TASK OBJECTIVE:
Copy all of the material exactly. Pictures are not to appear in the copy.

DATA PROVIDED:
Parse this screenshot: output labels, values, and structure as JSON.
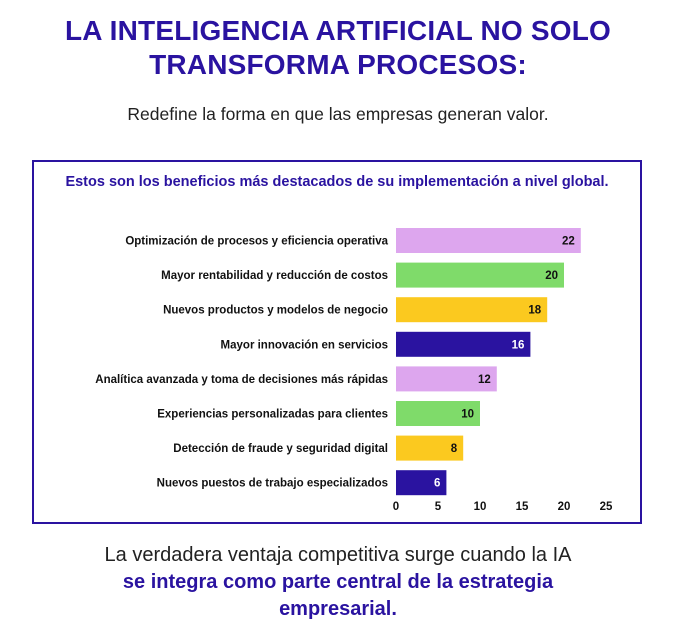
{
  "header": {
    "title": "LA INTELIGENCIA ARTIFICIAL NO SOLO TRANSFORMA PROCESOS:",
    "subtitle": "Redefine la forma en que las empresas generan valor."
  },
  "footer": {
    "lead": "La verdadera ventaja competitiva surge cuando la IA",
    "emphasis": "se integra como parte central de la estrategia empresarial."
  },
  "colors": {
    "primary": "#2a13a0",
    "lilac": "#dda6ee",
    "green": "#7fdb6a",
    "yellow": "#fbc91f",
    "indigo": "#2a13a0"
  },
  "chart_data": {
    "type": "bar",
    "orientation": "horizontal",
    "title": "Estos son los beneficios más destacados de su implementación a nivel global.",
    "categories": [
      "Optimización de procesos y eficiencia operativa",
      "Mayor rentabilidad y reducción de costos",
      "Nuevos productos y modelos de negocio",
      "Mayor innovación en servicios",
      "Analítica avanzada y toma de decisiones más rápidas",
      "Experiencias personalizadas para clientes",
      "Detección de fraude y seguridad digital",
      "Nuevos puestos de trabajo especializados"
    ],
    "values": [
      22,
      20,
      18,
      16,
      12,
      10,
      8,
      6
    ],
    "bar_colors": [
      "#dda6ee",
      "#7fdb6a",
      "#fbc91f",
      "#2a13a0",
      "#dda6ee",
      "#7fdb6a",
      "#fbc91f",
      "#2a13a0"
    ],
    "label_colors": [
      "#111111",
      "#111111",
      "#111111",
      "#ffffff",
      "#111111",
      "#111111",
      "#111111",
      "#ffffff"
    ],
    "xlim": [
      0,
      25
    ],
    "xticks": [
      0,
      5,
      10,
      15,
      20,
      25
    ],
    "xlabel": "",
    "ylabel": ""
  }
}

EXERCISE RESULT:
Parse this screenshot: output labels, values, and structure as JSON.
{
  "header": {
    "title": "LA INTELIGENCIA ARTIFICIAL NO SOLO TRANSFORMA PROCESOS:",
    "subtitle": "Redefine la forma en que las empresas generan valor."
  },
  "footer": {
    "lead": "La verdadera ventaja competitiva surge cuando la IA",
    "emphasis": "se integra como parte central de la estrategia empresarial."
  },
  "colors": {
    "primary": "#2a13a0",
    "lilac": "#dda6ee",
    "green": "#7fdb6a",
    "yellow": "#fbc91f",
    "indigo": "#2a13a0"
  },
  "chart_data": {
    "type": "bar",
    "orientation": "horizontal",
    "title": "Estos son los beneficios más destacados de su implementación a nivel global.",
    "categories": [
      "Optimización de procesos y eficiencia operativa",
      "Mayor rentabilidad y reducción de costos",
      "Nuevos productos y modelos de negocio",
      "Mayor innovación en servicios",
      "Analítica avanzada y toma de decisiones más rápidas",
      "Experiencias personalizadas para clientes",
      "Detección de fraude y seguridad digital",
      "Nuevos puestos de trabajo especializados"
    ],
    "values": [
      22,
      20,
      18,
      16,
      12,
      10,
      8,
      6
    ],
    "bar_colors": [
      "#dda6ee",
      "#7fdb6a",
      "#fbc91f",
      "#2a13a0",
      "#dda6ee",
      "#7fdb6a",
      "#fbc91f",
      "#2a13a0"
    ],
    "label_colors": [
      "#111111",
      "#111111",
      "#111111",
      "#ffffff",
      "#111111",
      "#111111",
      "#111111",
      "#ffffff"
    ],
    "xlim": [
      0,
      25
    ],
    "xticks": [
      0,
      5,
      10,
      15,
      20,
      25
    ],
    "xlabel": "",
    "ylabel": ""
  }
}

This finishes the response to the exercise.